REQUIRED TASK:
Count the lines below that include the word "nước" and write that number alone.

RECORD LIST:
-----

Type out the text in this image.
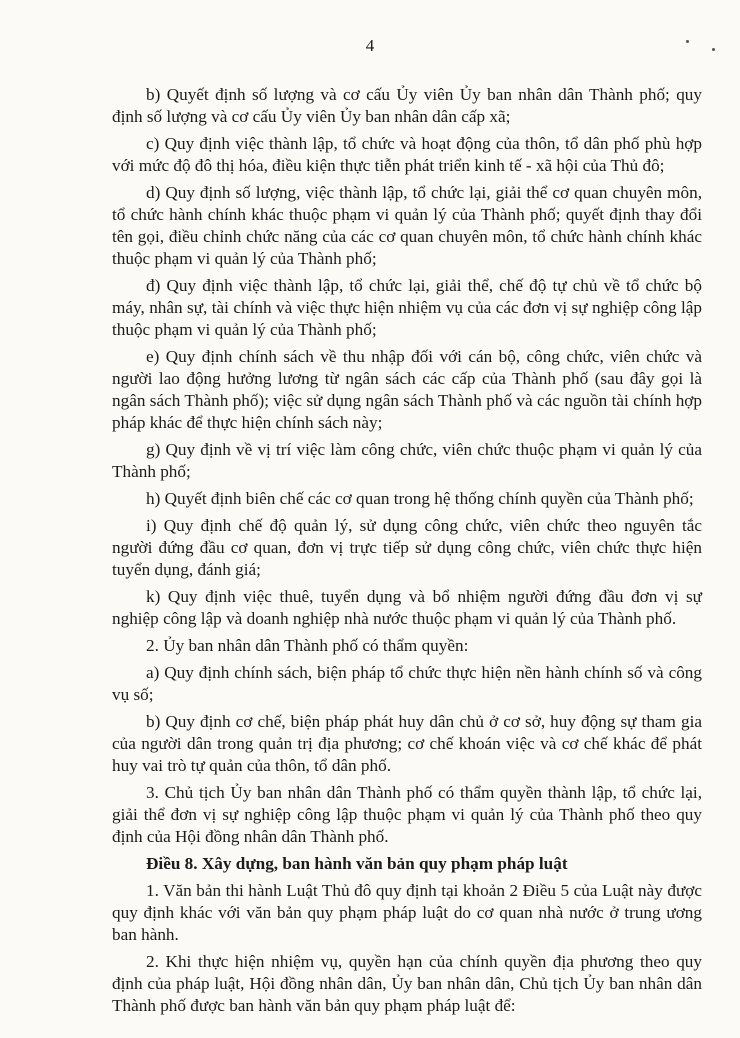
4

b) Quyết định số lượng và cơ cấu Ủy viên Ủy ban nhân dân Thành phố; quy định số lượng và cơ cấu Ủy viên Ủy ban nhân dân cấp xã;

c) Quy định việc thành lập, tổ chức và hoạt động của thôn, tổ dân phố phù hợp với mức độ đô thị hóa, điều kiện thực tiễn phát triển kinh tế - xã hội của Thủ đô;

d) Quy định số lượng, việc thành lập, tổ chức lại, giải thể cơ quan chuyên môn, tổ chức hành chính khác thuộc phạm vi quản lý của Thành phố; quyết định thay đổi tên gọi, điều chỉnh chức năng của các cơ quan chuyên môn, tổ chức hành chính khác thuộc phạm vi quản lý của Thành phố;

đ) Quy định việc thành lập, tổ chức lại, giải thể, chế độ tự chủ về tổ chức bộ máy, nhân sự, tài chính và việc thực hiện nhiệm vụ của các đơn vị sự nghiệp công lập thuộc phạm vi quản lý của Thành phố;

e) Quy định chính sách về thu nhập đối với cán bộ, công chức, viên chức và người lao động hưởng lương từ ngân sách các cấp của Thành phố (sau đây gọi là ngân sách Thành phố); việc sử dụng ngân sách Thành phố và các nguồn tài chính hợp pháp khác để thực hiện chính sách này;

g) Quy định về vị trí việc làm công chức, viên chức thuộc phạm vi quản lý của Thành phố;

h) Quyết định biên chế các cơ quan trong hệ thống chính quyền của Thành phố;

i) Quy định chế độ quản lý, sử dụng công chức, viên chức theo nguyên tắc người đứng đầu cơ quan, đơn vị trực tiếp sử dụng công chức, viên chức thực hiện tuyển dụng, đánh giá;

k) Quy định việc thuê, tuyển dụng và bổ nhiệm người đứng đầu đơn vị sự nghiệp công lập và doanh nghiệp nhà nước thuộc phạm vi quản lý của Thành phố.

2. Ủy ban nhân dân Thành phố có thẩm quyền:

a) Quy định chính sách, biện pháp tổ chức thực hiện nền hành chính số và công vụ số;

b) Quy định cơ chế, biện pháp phát huy dân chủ ở cơ sở, huy động sự tham gia của người dân trong quản trị địa phương; cơ chế khoán việc và cơ chế khác để phát huy vai trò tự quản của thôn, tổ dân phố.

3. Chủ tịch Ủy ban nhân dân Thành phố có thẩm quyền thành lập, tổ chức lại, giải thể đơn vị sự nghiệp công lập thuộc phạm vi quản lý của Thành phố theo quy định của Hội đồng nhân dân Thành phố.

Điều 8. Xây dựng, ban hành văn bản quy phạm pháp luật

1. Văn bản thi hành Luật Thủ đô quy định tại khoản 2 Điều 5 của Luật này được quy định khác với văn bản quy phạm pháp luật do cơ quan nhà nước ở trung ương ban hành.

2. Khi thực hiện nhiệm vụ, quyền hạn của chính quyền địa phương theo quy định của pháp luật, Hội đồng nhân dân, Ủy ban nhân dân, Chủ tịch Ủy ban nhân dân Thành phố được ban hành văn bản quy phạm pháp luật để:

-----

CORRECT RESULT:
2